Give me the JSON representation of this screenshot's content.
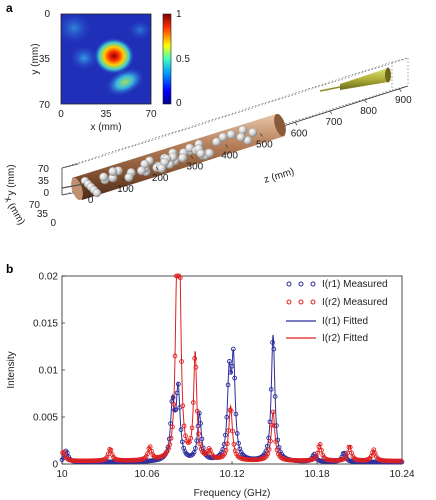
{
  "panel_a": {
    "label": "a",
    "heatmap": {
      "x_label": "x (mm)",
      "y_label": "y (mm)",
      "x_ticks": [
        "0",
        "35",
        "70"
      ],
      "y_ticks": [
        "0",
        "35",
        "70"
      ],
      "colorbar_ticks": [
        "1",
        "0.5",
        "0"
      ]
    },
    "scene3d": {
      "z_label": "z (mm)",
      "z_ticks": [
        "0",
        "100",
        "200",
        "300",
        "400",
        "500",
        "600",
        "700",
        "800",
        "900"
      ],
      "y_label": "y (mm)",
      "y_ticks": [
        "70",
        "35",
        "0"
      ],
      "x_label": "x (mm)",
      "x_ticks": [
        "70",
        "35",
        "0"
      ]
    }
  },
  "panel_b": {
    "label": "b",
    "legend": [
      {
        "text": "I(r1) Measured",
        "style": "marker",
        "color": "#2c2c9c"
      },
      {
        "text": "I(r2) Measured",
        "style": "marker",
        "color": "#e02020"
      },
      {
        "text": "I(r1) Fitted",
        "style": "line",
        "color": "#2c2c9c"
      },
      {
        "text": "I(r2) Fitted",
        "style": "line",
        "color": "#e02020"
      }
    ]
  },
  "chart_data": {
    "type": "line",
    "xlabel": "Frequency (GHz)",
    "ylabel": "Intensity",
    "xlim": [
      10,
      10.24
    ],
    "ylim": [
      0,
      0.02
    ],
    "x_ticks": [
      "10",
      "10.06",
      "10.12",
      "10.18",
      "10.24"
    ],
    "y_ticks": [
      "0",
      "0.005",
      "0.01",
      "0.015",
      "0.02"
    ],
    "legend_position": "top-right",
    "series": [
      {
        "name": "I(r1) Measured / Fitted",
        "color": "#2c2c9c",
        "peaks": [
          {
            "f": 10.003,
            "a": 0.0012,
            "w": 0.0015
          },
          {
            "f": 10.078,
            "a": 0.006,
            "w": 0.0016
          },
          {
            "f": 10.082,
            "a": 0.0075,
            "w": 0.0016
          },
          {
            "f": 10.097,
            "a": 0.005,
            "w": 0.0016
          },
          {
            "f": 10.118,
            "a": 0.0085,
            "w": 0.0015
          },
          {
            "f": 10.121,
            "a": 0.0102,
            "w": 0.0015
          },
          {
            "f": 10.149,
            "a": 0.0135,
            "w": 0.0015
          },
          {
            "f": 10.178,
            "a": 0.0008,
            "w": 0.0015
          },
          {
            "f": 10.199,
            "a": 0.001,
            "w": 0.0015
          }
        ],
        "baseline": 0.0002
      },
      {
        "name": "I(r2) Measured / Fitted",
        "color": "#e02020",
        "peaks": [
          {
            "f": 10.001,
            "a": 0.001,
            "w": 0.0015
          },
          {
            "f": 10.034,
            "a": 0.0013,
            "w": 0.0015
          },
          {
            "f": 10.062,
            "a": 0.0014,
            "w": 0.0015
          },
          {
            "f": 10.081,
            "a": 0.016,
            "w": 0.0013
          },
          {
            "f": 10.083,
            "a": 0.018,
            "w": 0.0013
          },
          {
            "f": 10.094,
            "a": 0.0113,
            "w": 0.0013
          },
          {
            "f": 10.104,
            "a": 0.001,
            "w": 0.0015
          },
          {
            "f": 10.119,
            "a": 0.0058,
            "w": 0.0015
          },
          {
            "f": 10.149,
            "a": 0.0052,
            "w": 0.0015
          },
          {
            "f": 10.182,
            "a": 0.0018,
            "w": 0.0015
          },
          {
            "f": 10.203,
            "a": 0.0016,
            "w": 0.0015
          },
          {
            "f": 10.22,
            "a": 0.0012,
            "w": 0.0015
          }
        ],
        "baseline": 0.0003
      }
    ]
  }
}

EXERCISE BRIEF :: Return the material exactly as given, apart from the pictures.

THE REPLY ::
Give me the JSON representation of this screenshot's content.
{
  "panel_a": {
    "label": "a",
    "heatmap": {
      "x_label": "x (mm)",
      "y_label": "y (mm)",
      "x_ticks": [
        "0",
        "35",
        "70"
      ],
      "y_ticks": [
        "0",
        "35",
        "70"
      ],
      "colorbar_ticks": [
        "1",
        "0.5",
        "0"
      ]
    },
    "scene3d": {
      "z_label": "z (mm)",
      "z_ticks": [
        "0",
        "100",
        "200",
        "300",
        "400",
        "500",
        "600",
        "700",
        "800",
        "900"
      ],
      "y_label": "y (mm)",
      "y_ticks": [
        "70",
        "35",
        "0"
      ],
      "x_label": "x (mm)",
      "x_ticks": [
        "70",
        "35",
        "0"
      ]
    }
  },
  "panel_b": {
    "label": "b",
    "legend": [
      {
        "text": "I(r1) Measured",
        "style": "marker",
        "color": "#2c2c9c"
      },
      {
        "text": "I(r2) Measured",
        "style": "marker",
        "color": "#e02020"
      },
      {
        "text": "I(r1) Fitted",
        "style": "line",
        "color": "#2c2c9c"
      },
      {
        "text": "I(r2) Fitted",
        "style": "line",
        "color": "#e02020"
      }
    ]
  },
  "chart_data": {
    "type": "line",
    "xlabel": "Frequency (GHz)",
    "ylabel": "Intensity",
    "xlim": [
      10,
      10.24
    ],
    "ylim": [
      0,
      0.02
    ],
    "x_ticks": [
      "10",
      "10.06",
      "10.12",
      "10.18",
      "10.24"
    ],
    "y_ticks": [
      "0",
      "0.005",
      "0.01",
      "0.015",
      "0.02"
    ],
    "legend_position": "top-right",
    "series": [
      {
        "name": "I(r1) Measured / Fitted",
        "color": "#2c2c9c",
        "peaks": [
          {
            "f": 10.003,
            "a": 0.0012,
            "w": 0.0015
          },
          {
            "f": 10.078,
            "a": 0.006,
            "w": 0.0016
          },
          {
            "f": 10.082,
            "a": 0.0075,
            "w": 0.0016
          },
          {
            "f": 10.097,
            "a": 0.005,
            "w": 0.0016
          },
          {
            "f": 10.118,
            "a": 0.0085,
            "w": 0.0015
          },
          {
            "f": 10.121,
            "a": 0.0102,
            "w": 0.0015
          },
          {
            "f": 10.149,
            "a": 0.0135,
            "w": 0.0015
          },
          {
            "f": 10.178,
            "a": 0.0008,
            "w": 0.0015
          },
          {
            "f": 10.199,
            "a": 0.001,
            "w": 0.0015
          }
        ],
        "baseline": 0.0002
      },
      {
        "name": "I(r2) Measured / Fitted",
        "color": "#e02020",
        "peaks": [
          {
            "f": 10.001,
            "a": 0.001,
            "w": 0.0015
          },
          {
            "f": 10.034,
            "a": 0.0013,
            "w": 0.0015
          },
          {
            "f": 10.062,
            "a": 0.0014,
            "w": 0.0015
          },
          {
            "f": 10.081,
            "a": 0.016,
            "w": 0.0013
          },
          {
            "f": 10.083,
            "a": 0.018,
            "w": 0.0013
          },
          {
            "f": 10.094,
            "a": 0.0113,
            "w": 0.0013
          },
          {
            "f": 10.104,
            "a": 0.001,
            "w": 0.0015
          },
          {
            "f": 10.119,
            "a": 0.0058,
            "w": 0.0015
          },
          {
            "f": 10.149,
            "a": 0.0052,
            "w": 0.0015
          },
          {
            "f": 10.182,
            "a": 0.0018,
            "w": 0.0015
          },
          {
            "f": 10.203,
            "a": 0.0016,
            "w": 0.0015
          },
          {
            "f": 10.22,
            "a": 0.0012,
            "w": 0.0015
          }
        ],
        "baseline": 0.0003
      }
    ]
  }
}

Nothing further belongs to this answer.